Given records: Begin
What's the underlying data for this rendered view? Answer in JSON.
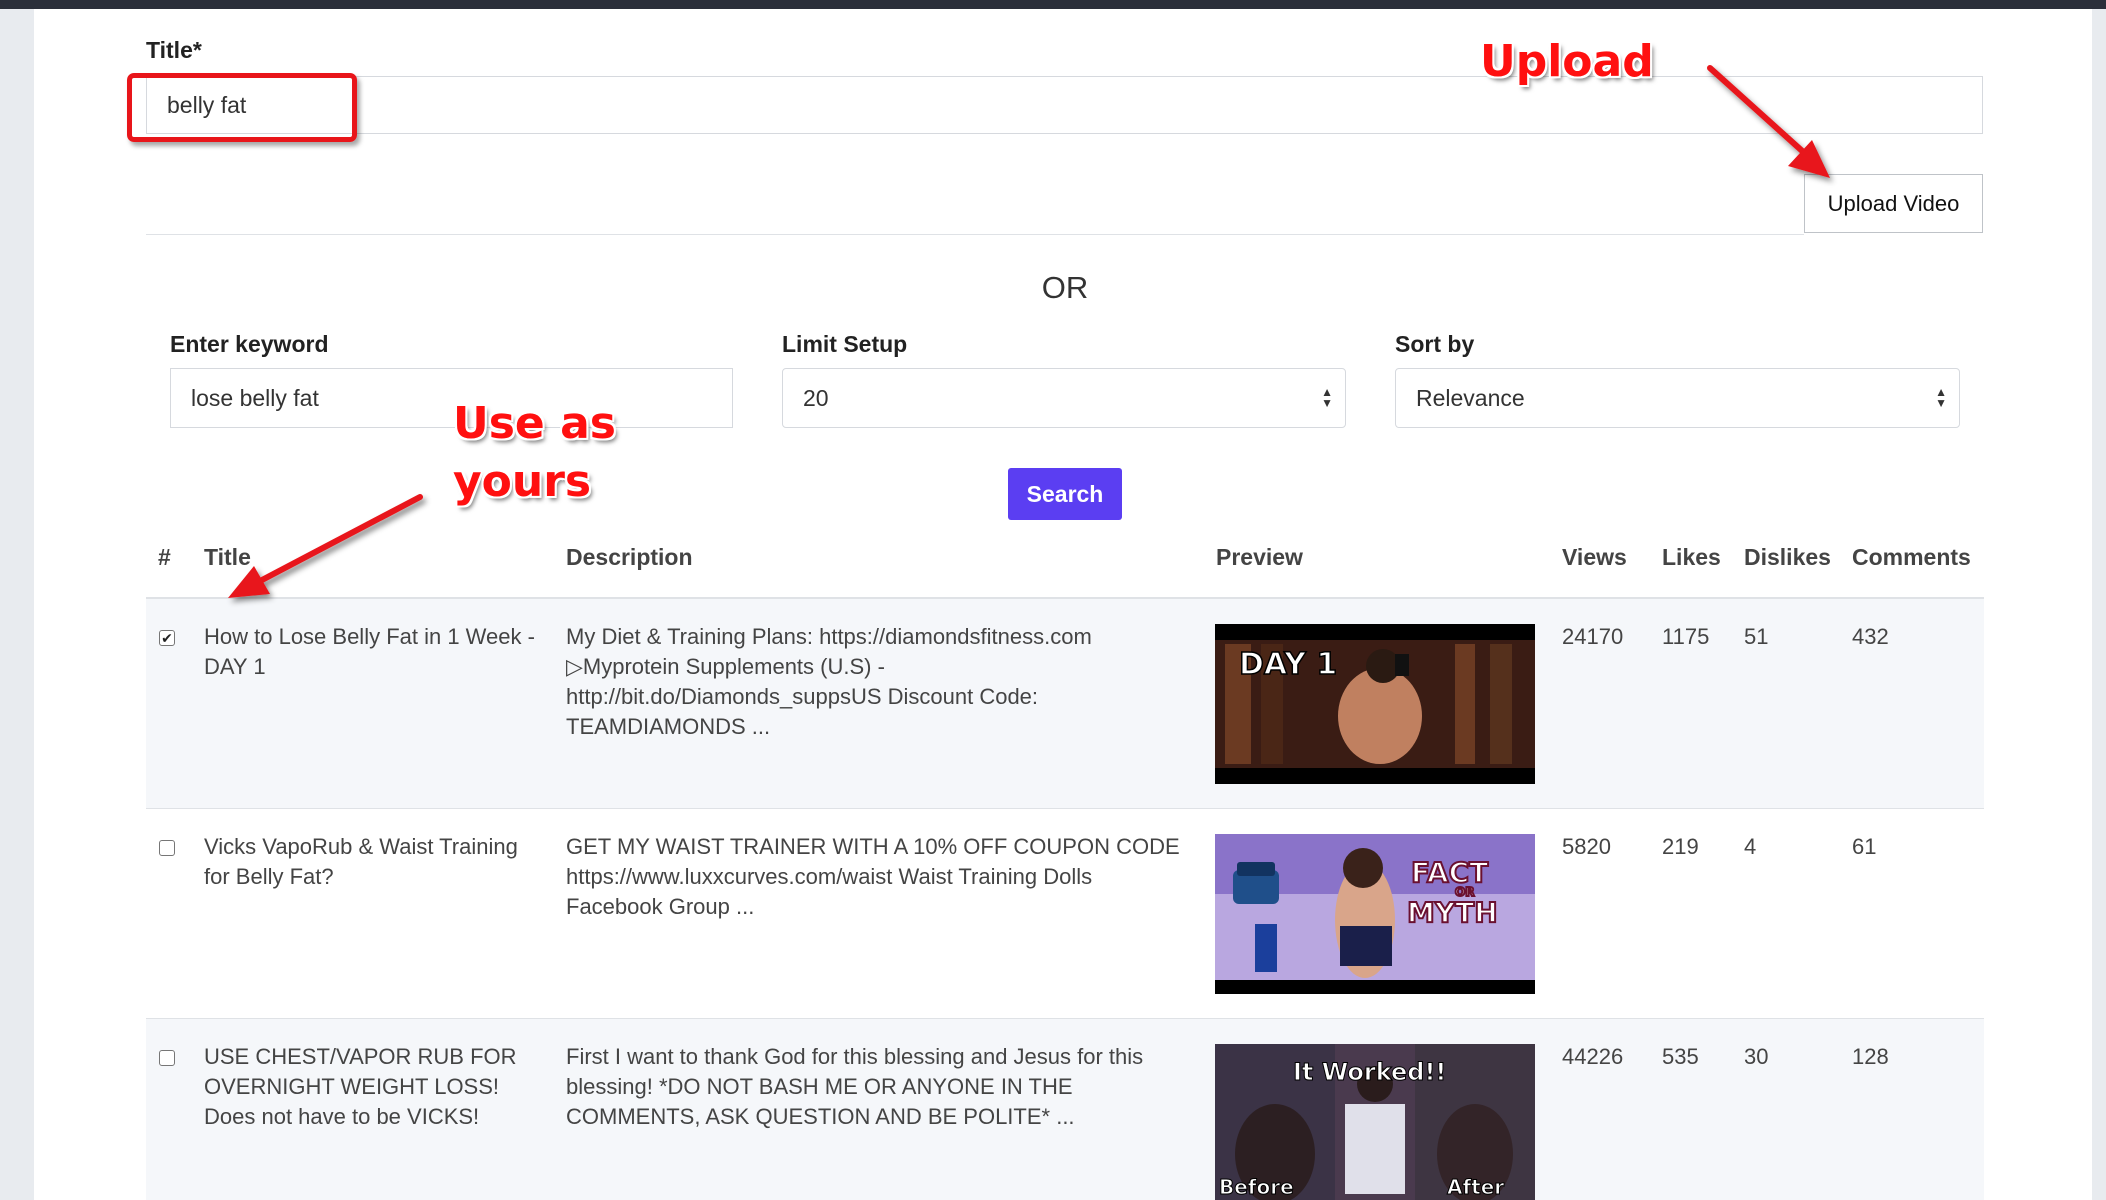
{
  "form": {
    "title_label": "Title*",
    "title_value": "belly fat",
    "upload_button": "Upload Video",
    "or_text": "OR",
    "keyword_label": "Enter keyword",
    "keyword_value": "lose belly fat",
    "limit_label": "Limit Setup",
    "limit_value": "20",
    "sort_label": "Sort by",
    "sort_value": "Relevance",
    "search_button": "Search"
  },
  "table": {
    "headers": [
      "#",
      "Title",
      "Description",
      "Preview",
      "Views",
      "Likes",
      "Dislikes",
      "Comments"
    ],
    "rows": [
      {
        "checked": true,
        "title": "How to Lose Belly Fat in 1 Week - DAY 1",
        "description": "My Diet & Training Plans: https://diamondsfitness.com ▷Myprotein Supplements (U.S) - http://bit.do/Diamonds_suppsUS Discount Code: TEAMDIAMONDS ...",
        "thumb_text": "DAY 1",
        "views": "24170",
        "likes": "1175",
        "dislikes": "51",
        "comments": "432"
      },
      {
        "checked": false,
        "title": "Vicks VapoRub & Waist Training for Belly Fat?",
        "description": "GET MY WAIST TRAINER WITH A 10% OFF COUPON CODE https://www.luxxcurves.com/waist Waist Training Dolls Facebook Group ...",
        "thumb_text_1": "FACT",
        "thumb_text_2": "OR",
        "thumb_text_3": "MYTH",
        "views": "5820",
        "likes": "219",
        "dislikes": "4",
        "comments": "61"
      },
      {
        "checked": false,
        "title": "USE CHEST/VAPOR RUB FOR OVERNIGHT WEIGHT LOSS! Does not have to be VICKS!",
        "description": "First I want to thank God for this blessing and Jesus for this blessing! *DO NOT BASH ME OR ANYONE IN THE COMMENTS, ASK QUESTION AND BE POLITE* ...",
        "thumb_text_1": "It Worked!!",
        "thumb_text_2": "Before",
        "thumb_text_3": "After",
        "views": "44226",
        "likes": "535",
        "dislikes": "30",
        "comments": "128"
      }
    ]
  },
  "annotations": {
    "upload": "Upload",
    "use_line1": "Use as",
    "use_line2": "yours"
  },
  "colors": {
    "accent": "#5b3ef2",
    "annotation_red": "#ff1010"
  }
}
Given records: End
#### [Prompt]
Exact copy, no pictures: reproduce every record above.

#### [Output below]
What's the underlying data for this rendered view? Answer in JSON.
{
  "form": {
    "title_label": "Title*",
    "title_value": "belly fat",
    "upload_button": "Upload Video",
    "or_text": "OR",
    "keyword_label": "Enter keyword",
    "keyword_value": "lose belly fat",
    "limit_label": "Limit Setup",
    "limit_value": "20",
    "sort_label": "Sort by",
    "sort_value": "Relevance",
    "search_button": "Search"
  },
  "table": {
    "headers": [
      "#",
      "Title",
      "Description",
      "Preview",
      "Views",
      "Likes",
      "Dislikes",
      "Comments"
    ],
    "rows": [
      {
        "checked": true,
        "title": "How to Lose Belly Fat in 1 Week - DAY 1",
        "description": "My Diet & Training Plans: https://diamondsfitness.com ▷Myprotein Supplements (U.S) - http://bit.do/Diamonds_suppsUS Discount Code: TEAMDIAMONDS ...",
        "thumb_text": "DAY 1",
        "views": "24170",
        "likes": "1175",
        "dislikes": "51",
        "comments": "432"
      },
      {
        "checked": false,
        "title": "Vicks VapoRub & Waist Training for Belly Fat?",
        "description": "GET MY WAIST TRAINER WITH A 10% OFF COUPON CODE https://www.luxxcurves.com/waist Waist Training Dolls Facebook Group ...",
        "thumb_text_1": "FACT",
        "thumb_text_2": "OR",
        "thumb_text_3": "MYTH",
        "views": "5820",
        "likes": "219",
        "dislikes": "4",
        "comments": "61"
      },
      {
        "checked": false,
        "title": "USE CHEST/VAPOR RUB FOR OVERNIGHT WEIGHT LOSS! Does not have to be VICKS!",
        "description": "First I want to thank God for this blessing and Jesus for this blessing! *DO NOT BASH ME OR ANYONE IN THE COMMENTS, ASK QUESTION AND BE POLITE* ...",
        "thumb_text_1": "It Worked!!",
        "thumb_text_2": "Before",
        "thumb_text_3": "After",
        "views": "44226",
        "likes": "535",
        "dislikes": "30",
        "comments": "128"
      }
    ]
  },
  "annotations": {
    "upload": "Upload",
    "use_line1": "Use as",
    "use_line2": "yours"
  },
  "colors": {
    "accent": "#5b3ef2",
    "annotation_red": "#ff1010"
  }
}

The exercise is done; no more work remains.